# The records:
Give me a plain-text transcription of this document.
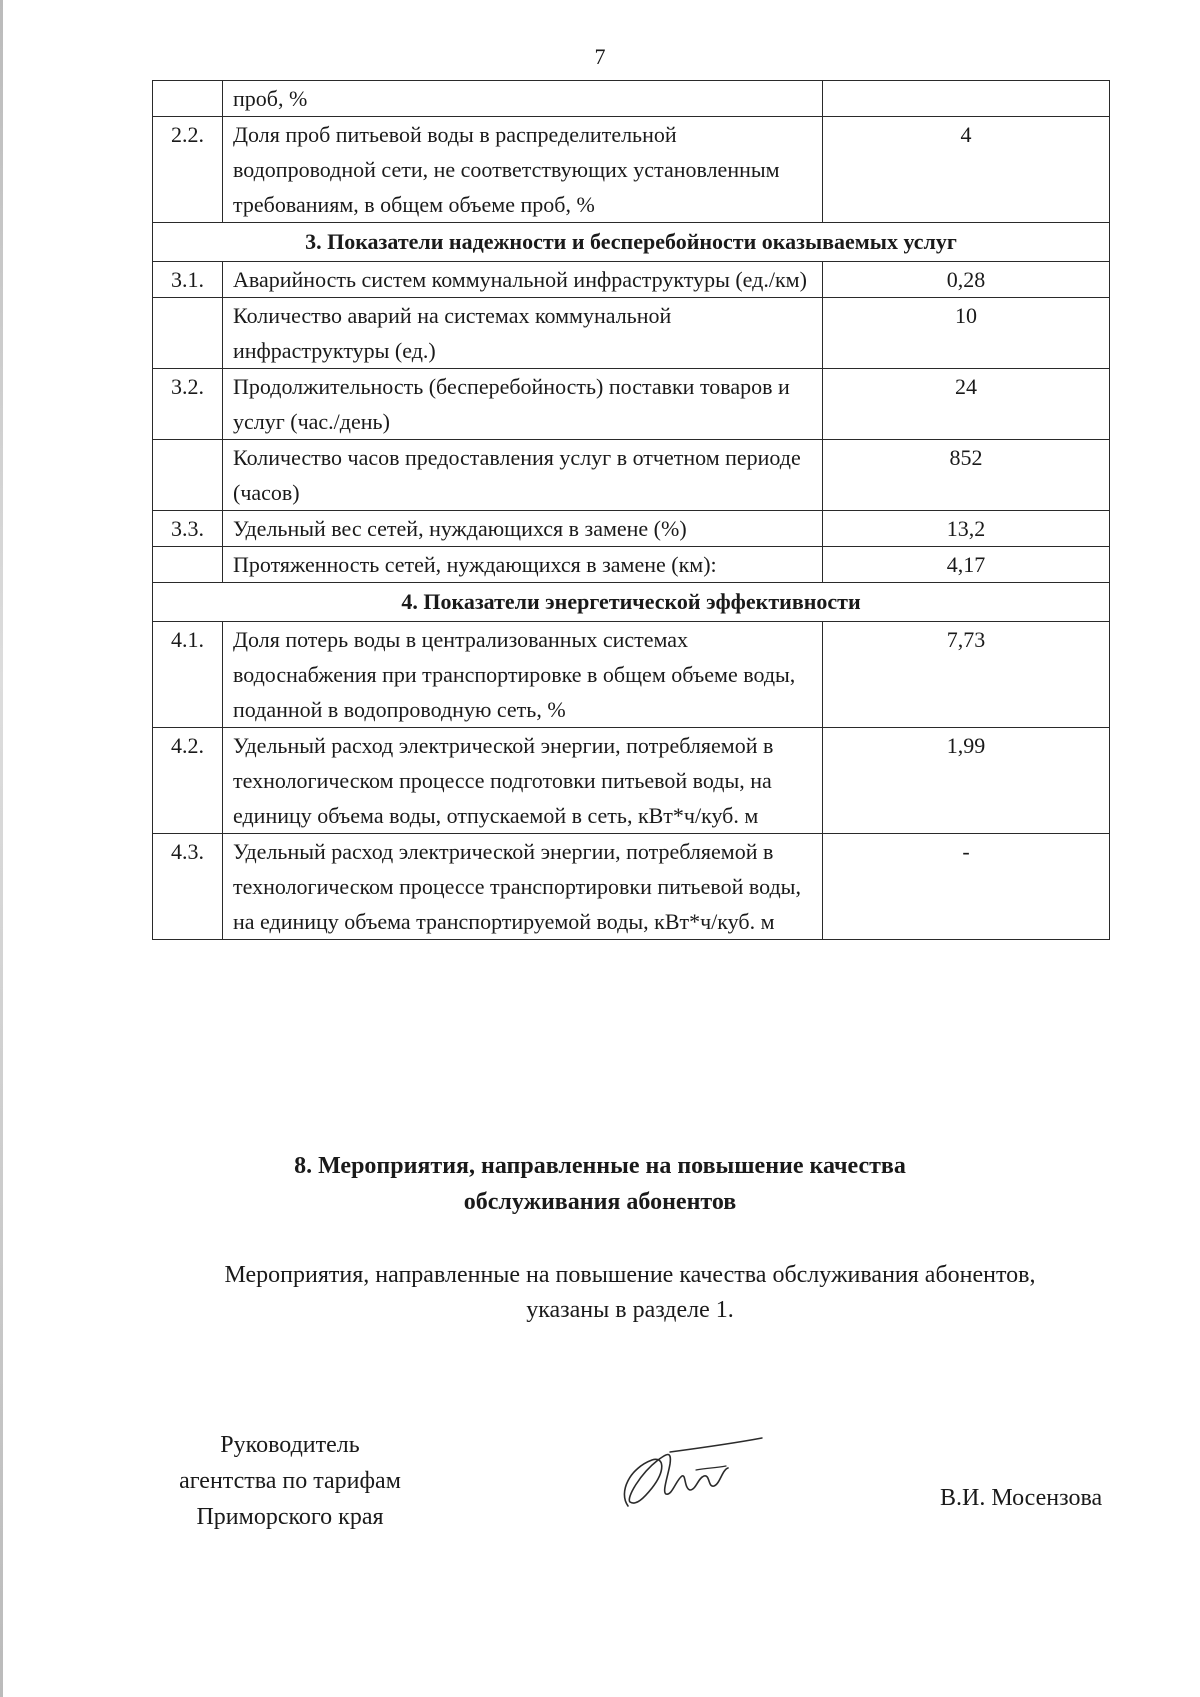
7
	проб, %	
2.2.	Доля проб питьевой воды в распределительной водопроводной сети, не соответствующих установленным требованиям, в общем объеме проб, %	4
3. Показатели надежности и бесперебойности оказываемых услуг		
3.1.	Аварийность систем коммунальной инфраструктуры (ед./км)	0,28
	Количество аварий на системах коммунальной инфраструктуры (ед.)	10
3.2.	Продолжительность (бесперебойность) поставки товаров и услуг (час./день)	24
	Количество часов предоставления услуг в отчетном периоде (часов)	852
3.3.	Удельный вес сетей, нуждающихся в замене (%)	13,2
	Протяженность сетей, нуждающихся в замене (км):	4,17
4. Показатели энергетической эффективности		
4.1.	Доля потерь воды в централизованных системах водоснабжения при транспортировке в общем объеме воды, поданной в водопроводную сеть, %	7,73
4.2.	Удельный расход электрической энергии, потребляемой в технологическом процессе подготовки питьевой воды, на единицу объема воды, отпускаемой в сеть, кВт*ч/куб. м	1,99
4.3.	Удельный расход электрической энергии, потребляемой в технологическом процессе транспортировки питьевой воды, на единицу объема транспортируемой воды, кВт*ч/куб. м	-
8. Мероприятия, направленные на повышение качества
обслуживания абонентов
Мероприятия, направленные на повышение качества обслуживания абонентов,
указаны в разделе 1.
Руководитель
агентства по тарифам
Приморского края
В.И. Мосензова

# What is being asked:
Gather up the lines that contain the word "абонентов".

# Full output:
обслуживания абонентов
Мероприятия, направленные на повышение качества обслуживания абонентов,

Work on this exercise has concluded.